Task description. Return the listing below in full, with every line exactly as it is.

* Begin *

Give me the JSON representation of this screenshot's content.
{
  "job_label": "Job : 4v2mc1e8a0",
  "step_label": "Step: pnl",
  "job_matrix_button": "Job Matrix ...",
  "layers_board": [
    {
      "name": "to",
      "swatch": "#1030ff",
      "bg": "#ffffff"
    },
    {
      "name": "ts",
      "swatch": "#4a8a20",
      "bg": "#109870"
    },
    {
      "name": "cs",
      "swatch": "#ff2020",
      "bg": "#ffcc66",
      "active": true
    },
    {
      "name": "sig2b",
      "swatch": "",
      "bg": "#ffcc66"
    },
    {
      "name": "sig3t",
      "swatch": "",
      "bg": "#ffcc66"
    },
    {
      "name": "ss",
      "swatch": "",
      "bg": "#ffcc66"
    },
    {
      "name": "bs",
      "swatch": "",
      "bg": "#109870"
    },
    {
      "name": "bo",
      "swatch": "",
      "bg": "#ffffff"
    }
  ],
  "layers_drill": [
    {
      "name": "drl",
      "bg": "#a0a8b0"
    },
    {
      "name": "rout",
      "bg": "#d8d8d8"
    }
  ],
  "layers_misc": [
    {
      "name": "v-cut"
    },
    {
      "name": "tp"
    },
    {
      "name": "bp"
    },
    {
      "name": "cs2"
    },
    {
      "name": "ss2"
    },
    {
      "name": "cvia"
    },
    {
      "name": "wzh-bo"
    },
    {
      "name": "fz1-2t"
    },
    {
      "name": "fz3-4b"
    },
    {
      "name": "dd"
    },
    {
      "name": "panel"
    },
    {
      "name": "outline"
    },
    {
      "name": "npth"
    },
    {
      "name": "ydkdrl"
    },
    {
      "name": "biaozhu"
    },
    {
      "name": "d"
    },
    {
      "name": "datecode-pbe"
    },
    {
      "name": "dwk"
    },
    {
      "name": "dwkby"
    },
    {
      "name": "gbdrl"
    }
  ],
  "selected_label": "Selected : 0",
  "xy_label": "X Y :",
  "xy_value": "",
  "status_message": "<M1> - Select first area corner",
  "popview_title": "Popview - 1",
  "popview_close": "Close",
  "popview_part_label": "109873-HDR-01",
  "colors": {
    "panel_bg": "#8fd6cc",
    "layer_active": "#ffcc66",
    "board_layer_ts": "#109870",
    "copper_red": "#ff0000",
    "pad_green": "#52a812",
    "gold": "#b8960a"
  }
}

* End *

Answer to this task.
Give me the JSON representation of this screenshot's content.
{
  "job_label": "Job : 4v2mc1e8a0",
  "step_label": "Step: pnl",
  "job_matrix_button": "Job Matrix ...",
  "layers_board": [
    {
      "name": "to",
      "swatch": "#1030ff",
      "bg": "#ffffff"
    },
    {
      "name": "ts",
      "swatch": "#4a8a20",
      "bg": "#109870"
    },
    {
      "name": "cs",
      "swatch": "#ff2020",
      "bg": "#ffcc66",
      "active": true
    },
    {
      "name": "sig2b",
      "swatch": "",
      "bg": "#ffcc66"
    },
    {
      "name": "sig3t",
      "swatch": "",
      "bg": "#ffcc66"
    },
    {
      "name": "ss",
      "swatch": "",
      "bg": "#ffcc66"
    },
    {
      "name": "bs",
      "swatch": "",
      "bg": "#109870"
    },
    {
      "name": "bo",
      "swatch": "",
      "bg": "#ffffff"
    }
  ],
  "layers_drill": [
    {
      "name": "drl",
      "bg": "#a0a8b0"
    },
    {
      "name": "rout",
      "bg": "#d8d8d8"
    }
  ],
  "layers_misc": [
    {
      "name": "v-cut"
    },
    {
      "name": "tp"
    },
    {
      "name": "bp"
    },
    {
      "name": "cs2"
    },
    {
      "name": "ss2"
    },
    {
      "name": "cvia"
    },
    {
      "name": "wzh-bo"
    },
    {
      "name": "fz1-2t"
    },
    {
      "name": "fz3-4b"
    },
    {
      "name": "dd"
    },
    {
      "name": "panel"
    },
    {
      "name": "outline"
    },
    {
      "name": "npth"
    },
    {
      "name": "ydkdrl"
    },
    {
      "name": "biaozhu"
    },
    {
      "name": "d"
    },
    {
      "name": "datecode-pbe"
    },
    {
      "name": "dwk"
    },
    {
      "name": "dwkby"
    },
    {
      "name": "gbdrl"
    }
  ],
  "selected_label": "Selected : 0",
  "xy_label": "X Y :",
  "xy_value": "",
  "status_message": "<M1> - Select first area corner",
  "popview_title": "Popview - 1",
  "popview_close": "Close",
  "popview_part_label": "109873-HDR-01",
  "colors": {
    "panel_bg": "#8fd6cc",
    "layer_active": "#ffcc66",
    "board_layer_ts": "#109870",
    "copper_red": "#ff0000",
    "pad_green": "#52a812",
    "gold": "#b8960a"
  }
}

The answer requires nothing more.